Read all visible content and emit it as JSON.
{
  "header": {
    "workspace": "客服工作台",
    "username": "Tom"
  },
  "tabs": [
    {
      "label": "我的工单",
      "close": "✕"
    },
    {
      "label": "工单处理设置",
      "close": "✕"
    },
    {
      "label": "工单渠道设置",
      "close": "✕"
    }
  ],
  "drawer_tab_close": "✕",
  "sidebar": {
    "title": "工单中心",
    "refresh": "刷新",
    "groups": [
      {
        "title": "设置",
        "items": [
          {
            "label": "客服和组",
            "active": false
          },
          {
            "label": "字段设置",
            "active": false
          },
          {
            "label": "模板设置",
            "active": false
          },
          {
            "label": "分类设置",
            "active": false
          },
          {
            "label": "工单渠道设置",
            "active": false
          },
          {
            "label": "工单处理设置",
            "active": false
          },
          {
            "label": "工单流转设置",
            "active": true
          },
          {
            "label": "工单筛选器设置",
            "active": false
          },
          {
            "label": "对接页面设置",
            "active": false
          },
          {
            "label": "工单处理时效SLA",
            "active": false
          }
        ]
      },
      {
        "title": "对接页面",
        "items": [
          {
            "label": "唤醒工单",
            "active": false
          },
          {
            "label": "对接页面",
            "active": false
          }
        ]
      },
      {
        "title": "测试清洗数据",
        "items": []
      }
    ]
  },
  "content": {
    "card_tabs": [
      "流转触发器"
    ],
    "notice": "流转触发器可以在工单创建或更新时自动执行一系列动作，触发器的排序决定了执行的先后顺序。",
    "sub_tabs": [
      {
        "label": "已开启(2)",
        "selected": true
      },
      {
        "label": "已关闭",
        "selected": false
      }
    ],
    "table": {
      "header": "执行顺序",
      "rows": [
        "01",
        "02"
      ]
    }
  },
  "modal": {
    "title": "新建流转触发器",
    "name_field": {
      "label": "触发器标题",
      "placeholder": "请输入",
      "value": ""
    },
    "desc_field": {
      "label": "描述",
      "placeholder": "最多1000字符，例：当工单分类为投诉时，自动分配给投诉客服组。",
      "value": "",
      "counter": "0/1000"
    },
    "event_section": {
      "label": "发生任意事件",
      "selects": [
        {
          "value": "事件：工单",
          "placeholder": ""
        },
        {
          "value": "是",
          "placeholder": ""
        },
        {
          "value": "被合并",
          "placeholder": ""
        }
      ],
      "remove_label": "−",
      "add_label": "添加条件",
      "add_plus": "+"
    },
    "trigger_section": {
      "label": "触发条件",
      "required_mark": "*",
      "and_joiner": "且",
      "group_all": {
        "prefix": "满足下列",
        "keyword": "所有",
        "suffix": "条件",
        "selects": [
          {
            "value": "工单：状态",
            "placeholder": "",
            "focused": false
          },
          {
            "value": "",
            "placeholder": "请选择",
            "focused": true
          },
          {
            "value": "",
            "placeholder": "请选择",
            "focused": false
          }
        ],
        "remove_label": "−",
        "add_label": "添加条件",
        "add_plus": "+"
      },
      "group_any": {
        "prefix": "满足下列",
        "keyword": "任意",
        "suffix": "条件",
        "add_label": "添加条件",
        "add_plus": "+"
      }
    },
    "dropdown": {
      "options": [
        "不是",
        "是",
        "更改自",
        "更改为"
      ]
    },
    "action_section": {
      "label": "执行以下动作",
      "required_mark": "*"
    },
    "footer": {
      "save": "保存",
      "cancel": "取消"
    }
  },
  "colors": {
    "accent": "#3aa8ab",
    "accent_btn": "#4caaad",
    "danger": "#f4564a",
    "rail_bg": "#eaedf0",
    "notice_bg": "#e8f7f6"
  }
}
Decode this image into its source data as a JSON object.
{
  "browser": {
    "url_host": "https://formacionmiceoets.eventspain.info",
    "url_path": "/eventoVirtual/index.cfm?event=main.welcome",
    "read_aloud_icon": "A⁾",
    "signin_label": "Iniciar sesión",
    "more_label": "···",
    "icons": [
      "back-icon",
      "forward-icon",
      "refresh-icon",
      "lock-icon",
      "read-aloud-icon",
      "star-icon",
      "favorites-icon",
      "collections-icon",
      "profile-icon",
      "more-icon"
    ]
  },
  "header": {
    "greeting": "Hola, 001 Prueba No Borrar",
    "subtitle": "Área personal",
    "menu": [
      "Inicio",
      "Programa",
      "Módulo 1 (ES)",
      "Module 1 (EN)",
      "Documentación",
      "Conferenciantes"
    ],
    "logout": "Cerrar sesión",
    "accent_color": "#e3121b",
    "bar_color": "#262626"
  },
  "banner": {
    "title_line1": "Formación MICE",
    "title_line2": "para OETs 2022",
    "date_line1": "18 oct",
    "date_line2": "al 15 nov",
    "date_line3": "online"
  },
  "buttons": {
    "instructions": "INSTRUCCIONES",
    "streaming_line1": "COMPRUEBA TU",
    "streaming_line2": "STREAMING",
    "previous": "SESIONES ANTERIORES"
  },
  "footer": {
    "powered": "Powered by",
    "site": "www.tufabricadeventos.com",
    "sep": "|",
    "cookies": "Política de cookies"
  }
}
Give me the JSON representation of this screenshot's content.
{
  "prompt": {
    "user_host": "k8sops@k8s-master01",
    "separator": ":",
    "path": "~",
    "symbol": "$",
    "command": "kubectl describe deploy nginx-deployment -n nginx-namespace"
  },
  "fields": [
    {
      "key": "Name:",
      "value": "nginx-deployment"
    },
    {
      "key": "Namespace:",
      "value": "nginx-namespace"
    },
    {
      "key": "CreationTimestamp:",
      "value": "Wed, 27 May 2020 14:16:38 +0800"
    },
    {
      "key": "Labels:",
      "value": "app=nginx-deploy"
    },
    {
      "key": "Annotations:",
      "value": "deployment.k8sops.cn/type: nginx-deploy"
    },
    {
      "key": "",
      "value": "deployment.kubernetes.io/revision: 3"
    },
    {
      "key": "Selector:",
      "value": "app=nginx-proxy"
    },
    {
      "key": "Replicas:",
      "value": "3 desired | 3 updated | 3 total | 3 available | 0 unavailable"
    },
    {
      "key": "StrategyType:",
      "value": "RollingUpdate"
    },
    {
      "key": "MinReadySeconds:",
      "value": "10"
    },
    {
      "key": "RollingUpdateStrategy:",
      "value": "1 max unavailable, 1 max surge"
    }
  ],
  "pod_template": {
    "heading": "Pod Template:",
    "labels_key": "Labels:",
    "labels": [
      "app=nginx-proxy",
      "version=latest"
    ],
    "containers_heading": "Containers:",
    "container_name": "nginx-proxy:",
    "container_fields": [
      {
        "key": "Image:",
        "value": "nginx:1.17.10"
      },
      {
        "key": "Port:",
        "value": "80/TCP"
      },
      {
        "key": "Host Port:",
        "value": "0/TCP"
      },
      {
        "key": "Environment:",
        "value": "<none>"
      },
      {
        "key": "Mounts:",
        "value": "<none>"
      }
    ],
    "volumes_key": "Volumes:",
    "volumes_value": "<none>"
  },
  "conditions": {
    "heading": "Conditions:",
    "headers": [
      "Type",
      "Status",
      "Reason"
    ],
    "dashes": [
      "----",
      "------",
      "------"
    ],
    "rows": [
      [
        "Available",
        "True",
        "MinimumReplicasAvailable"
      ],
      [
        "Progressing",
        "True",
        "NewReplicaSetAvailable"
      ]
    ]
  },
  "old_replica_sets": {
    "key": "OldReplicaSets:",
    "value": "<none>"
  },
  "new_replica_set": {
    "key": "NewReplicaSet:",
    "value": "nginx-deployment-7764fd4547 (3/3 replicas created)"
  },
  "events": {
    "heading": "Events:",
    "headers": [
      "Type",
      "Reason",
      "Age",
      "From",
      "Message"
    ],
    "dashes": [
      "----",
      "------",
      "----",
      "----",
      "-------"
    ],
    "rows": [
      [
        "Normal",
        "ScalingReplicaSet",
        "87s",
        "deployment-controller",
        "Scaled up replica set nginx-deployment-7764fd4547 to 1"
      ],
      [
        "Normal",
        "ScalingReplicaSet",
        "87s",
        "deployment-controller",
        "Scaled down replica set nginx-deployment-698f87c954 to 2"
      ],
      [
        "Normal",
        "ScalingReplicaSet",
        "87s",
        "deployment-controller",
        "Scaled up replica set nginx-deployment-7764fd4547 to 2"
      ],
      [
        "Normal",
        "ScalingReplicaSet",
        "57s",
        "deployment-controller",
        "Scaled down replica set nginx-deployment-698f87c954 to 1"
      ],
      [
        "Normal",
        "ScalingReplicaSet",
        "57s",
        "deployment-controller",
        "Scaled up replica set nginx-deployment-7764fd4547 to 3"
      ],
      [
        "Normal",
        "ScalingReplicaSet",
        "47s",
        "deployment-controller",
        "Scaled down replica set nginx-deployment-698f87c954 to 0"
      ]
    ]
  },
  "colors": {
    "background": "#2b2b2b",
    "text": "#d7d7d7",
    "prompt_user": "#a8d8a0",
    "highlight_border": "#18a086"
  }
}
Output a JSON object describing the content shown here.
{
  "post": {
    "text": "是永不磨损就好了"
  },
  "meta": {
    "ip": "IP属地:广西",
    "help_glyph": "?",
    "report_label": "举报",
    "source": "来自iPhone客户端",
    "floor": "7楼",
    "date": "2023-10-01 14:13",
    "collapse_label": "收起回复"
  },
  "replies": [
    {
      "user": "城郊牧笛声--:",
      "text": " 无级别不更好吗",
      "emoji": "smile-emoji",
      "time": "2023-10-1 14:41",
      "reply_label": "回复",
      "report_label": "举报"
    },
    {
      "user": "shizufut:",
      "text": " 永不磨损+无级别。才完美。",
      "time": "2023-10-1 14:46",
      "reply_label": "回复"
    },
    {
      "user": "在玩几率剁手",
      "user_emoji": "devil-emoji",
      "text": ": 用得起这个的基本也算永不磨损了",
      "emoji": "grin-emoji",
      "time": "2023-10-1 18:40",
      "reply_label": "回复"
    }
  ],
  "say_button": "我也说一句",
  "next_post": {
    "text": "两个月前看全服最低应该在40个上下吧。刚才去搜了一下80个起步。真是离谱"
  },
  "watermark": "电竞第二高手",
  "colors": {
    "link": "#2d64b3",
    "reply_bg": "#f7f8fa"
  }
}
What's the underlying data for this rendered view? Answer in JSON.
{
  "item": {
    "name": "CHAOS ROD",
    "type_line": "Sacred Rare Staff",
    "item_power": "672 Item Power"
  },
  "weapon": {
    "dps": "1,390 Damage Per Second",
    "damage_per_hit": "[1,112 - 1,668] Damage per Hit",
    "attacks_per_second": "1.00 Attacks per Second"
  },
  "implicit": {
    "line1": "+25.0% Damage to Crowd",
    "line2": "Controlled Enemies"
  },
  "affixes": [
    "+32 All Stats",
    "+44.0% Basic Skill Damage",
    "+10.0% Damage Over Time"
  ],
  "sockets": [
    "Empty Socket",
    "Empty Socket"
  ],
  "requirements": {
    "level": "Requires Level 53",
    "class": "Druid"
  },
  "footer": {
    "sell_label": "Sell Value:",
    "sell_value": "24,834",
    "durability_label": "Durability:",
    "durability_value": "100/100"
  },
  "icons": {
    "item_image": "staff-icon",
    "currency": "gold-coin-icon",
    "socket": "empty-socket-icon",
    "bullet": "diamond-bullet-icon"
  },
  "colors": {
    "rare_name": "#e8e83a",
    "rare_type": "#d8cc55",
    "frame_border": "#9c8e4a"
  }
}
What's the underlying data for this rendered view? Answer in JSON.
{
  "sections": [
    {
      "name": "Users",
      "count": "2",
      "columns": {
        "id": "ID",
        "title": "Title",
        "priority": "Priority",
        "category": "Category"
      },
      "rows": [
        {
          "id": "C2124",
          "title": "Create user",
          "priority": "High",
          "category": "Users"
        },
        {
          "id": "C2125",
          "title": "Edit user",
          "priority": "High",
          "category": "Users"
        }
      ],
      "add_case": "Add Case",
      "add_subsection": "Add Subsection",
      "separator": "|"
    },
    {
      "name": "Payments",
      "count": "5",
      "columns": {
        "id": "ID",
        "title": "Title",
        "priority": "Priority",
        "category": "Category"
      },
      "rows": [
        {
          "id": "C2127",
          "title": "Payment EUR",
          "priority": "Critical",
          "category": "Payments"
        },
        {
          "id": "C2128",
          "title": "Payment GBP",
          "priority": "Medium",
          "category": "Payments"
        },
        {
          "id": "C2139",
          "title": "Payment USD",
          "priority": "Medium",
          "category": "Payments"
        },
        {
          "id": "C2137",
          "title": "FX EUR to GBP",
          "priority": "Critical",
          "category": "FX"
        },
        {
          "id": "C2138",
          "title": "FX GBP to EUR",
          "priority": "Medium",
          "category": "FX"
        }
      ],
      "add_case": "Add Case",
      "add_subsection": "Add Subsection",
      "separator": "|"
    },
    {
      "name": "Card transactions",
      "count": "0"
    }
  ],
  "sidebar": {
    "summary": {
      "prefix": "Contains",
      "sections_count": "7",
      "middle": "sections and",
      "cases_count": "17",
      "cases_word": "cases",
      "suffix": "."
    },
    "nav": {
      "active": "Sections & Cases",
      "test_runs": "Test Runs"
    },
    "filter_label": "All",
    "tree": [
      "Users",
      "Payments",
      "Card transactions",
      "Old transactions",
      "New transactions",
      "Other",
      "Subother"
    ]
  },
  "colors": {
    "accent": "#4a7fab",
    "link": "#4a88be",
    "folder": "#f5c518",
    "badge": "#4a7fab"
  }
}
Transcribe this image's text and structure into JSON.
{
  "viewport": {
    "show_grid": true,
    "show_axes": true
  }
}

— PROMPT —
Look through the entries above and report each line where the string "proxy" occurs.

— SOLUTION —
      "value": "app=nginx-proxy"
      "app=nginx-proxy",
    "container_name": "nginx-proxy:",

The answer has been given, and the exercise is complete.